Your task is to output every record exactly as it is given.

····················

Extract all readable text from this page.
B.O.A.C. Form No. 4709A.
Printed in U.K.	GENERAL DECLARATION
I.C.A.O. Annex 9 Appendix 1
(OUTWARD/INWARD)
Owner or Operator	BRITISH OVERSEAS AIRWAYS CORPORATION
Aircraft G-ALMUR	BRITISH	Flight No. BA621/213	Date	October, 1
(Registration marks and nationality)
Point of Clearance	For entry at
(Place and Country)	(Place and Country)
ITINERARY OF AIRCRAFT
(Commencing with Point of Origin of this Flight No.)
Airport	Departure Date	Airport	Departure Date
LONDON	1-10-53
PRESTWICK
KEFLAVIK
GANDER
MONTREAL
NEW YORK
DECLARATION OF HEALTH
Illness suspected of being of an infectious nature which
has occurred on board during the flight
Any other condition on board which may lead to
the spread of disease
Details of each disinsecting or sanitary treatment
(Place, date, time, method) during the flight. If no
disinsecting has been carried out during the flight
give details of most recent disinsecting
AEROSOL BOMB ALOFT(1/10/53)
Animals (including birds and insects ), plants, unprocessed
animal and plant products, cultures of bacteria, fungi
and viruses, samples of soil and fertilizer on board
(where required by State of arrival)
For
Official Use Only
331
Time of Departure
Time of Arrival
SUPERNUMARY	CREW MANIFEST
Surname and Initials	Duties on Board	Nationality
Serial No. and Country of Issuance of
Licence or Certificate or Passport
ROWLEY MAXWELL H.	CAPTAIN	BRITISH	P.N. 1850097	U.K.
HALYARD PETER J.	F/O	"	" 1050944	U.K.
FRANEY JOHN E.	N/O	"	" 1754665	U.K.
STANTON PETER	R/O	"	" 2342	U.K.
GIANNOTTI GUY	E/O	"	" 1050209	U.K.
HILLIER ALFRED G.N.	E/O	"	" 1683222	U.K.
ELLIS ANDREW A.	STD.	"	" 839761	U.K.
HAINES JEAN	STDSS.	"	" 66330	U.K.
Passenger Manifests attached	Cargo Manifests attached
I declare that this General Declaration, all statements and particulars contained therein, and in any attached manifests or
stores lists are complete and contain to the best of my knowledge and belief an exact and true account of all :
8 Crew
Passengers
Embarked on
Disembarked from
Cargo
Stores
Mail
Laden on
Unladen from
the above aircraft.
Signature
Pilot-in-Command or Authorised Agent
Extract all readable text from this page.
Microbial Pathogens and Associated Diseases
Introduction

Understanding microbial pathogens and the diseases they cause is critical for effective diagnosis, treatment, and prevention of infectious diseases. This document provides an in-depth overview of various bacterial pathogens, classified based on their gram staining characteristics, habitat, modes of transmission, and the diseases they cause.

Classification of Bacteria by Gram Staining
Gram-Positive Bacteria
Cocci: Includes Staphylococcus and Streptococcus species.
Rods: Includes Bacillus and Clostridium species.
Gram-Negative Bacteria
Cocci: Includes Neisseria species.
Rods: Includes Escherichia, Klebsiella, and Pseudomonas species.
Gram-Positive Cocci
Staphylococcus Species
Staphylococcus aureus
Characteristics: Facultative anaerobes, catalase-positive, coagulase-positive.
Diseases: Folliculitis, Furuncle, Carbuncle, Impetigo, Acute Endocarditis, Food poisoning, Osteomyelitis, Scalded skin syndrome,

····················

◆ Answer section
Extract all readable text from this page.
B.O.A.C. Form No. 4709A.
Printed in U.K.	GENERAL DECLARATION
I.C.A.O. Annex 9 Appendix 1
(OUTWARD/INWARD)
Owner or Operator	BRITISH OVERSEAS AIRWAYS CORPORATION
Aircraft G-ALMUR	BRITISH	Flight No. BA621/213	Date	October, 1
(Registration marks and nationality)
Point of Clearance	For entry at
(Place and Country)	(Place and Country)
ITINERARY OF AIRCRAFT
(Commencing with Point of Origin of this Flight No.)
Airport	Departure Date	Airport	Departure Date
LONDON	1-10-53
PRESTWICK
KEFLAVIK
GANDER
MONTREAL
NEW YORK
DECLARATION OF HEALTH
Illness suspected of being of an infectious nature which
has occurred on board during the flight
Any other condition on board which may lead to
the spread of disease
Details of each disinsecting or sanitary treatment
(Place, date, time, method) during the flight. If no
disinsecting has been carried out during the flight
give details of most recent disinsecting
AEROSOL BOMB ALOFT(1/10/53)
Animals (including birds and insects ), plants, unprocessed
animal and plant products, cultures of bacteria, fungi
and viruses, samples of soil and fertilizer on board
(where required by State of arrival)
For
Official Use Only
331
Time of Departure
Time of Arrival
SUPERNUMARY	CREW MANIFEST
Surname and Initials	Duties on Board	Nationality
Serial No. and Country of Issuance of
Licence or Certificate or Passport
ROWLEY MAXWELL H.	CAPTAIN	BRITISH	P.N. 1850097	U.K.
HALYARD PETER J.	F/O	"	" 1050944	U.K.
FRANEY JOHN E.	N/O	"	" 1754665	U.K.
STANTON PETER	R/O	"	" 2342	U.K.
GIANNOTTI GUY	E/O	"	" 1050209	U.K.
HILLIER ALFRED G.N.	E/O	"	" 1683222	U.K.
ELLIS ANDREW A.	STD.	"	" 839761	U.K.
HAINES JEAN	STDSS.	"	" 66330	U.K.
Passenger Manifests attached	Cargo Manifests attached
I declare that this General Declaration, all statements and particulars contained therein, and in any attached manifests or
stores lists are complete and contain to the best of my knowledge and belief an exact and true account of all :
8 Crew
Passengers
Embarked on
Disembarked from
Cargo
Stores
Mail
Laden on
Unladen from
the above aircraft.
Signature
Pilot-in-Command or Authorised Agent
Extract all readable text from this page.
Microbial Pathogens and Associated Diseases
Introduction

Understanding microbial pathogens and the diseases they cause is critical for effective diagnosis, treatment, and prevention of infectious diseases. This document provides an in-depth overview of various bacterial pathogens, classified based on their gram staining characteristics, habitat, modes of transmission, and the diseases they cause.

Classification of Bacteria by Gram Staining
Gram-Positive Bacteria
Cocci: Includes Staphylococcus and Streptococcus species.
Rods: Includes Bacillus and Clostridium species.
Gram-Negative Bacteria
Cocci: Includes Neisseria species.
Rods: Includes Escherichia, Klebsiella, and Pseudomonas species.
Gram-Positive Cocci
Staphylococcus Species
Staphylococcus aureus
Characteristics: Facultative anaerobes, catalase-positive, coagulase-positive.
Diseases: Folliculitis, Furuncle, Carbuncle, Impetigo, Acute Endocarditis, Food poisoning, Osteomyelitis, Scalded skin syndrome,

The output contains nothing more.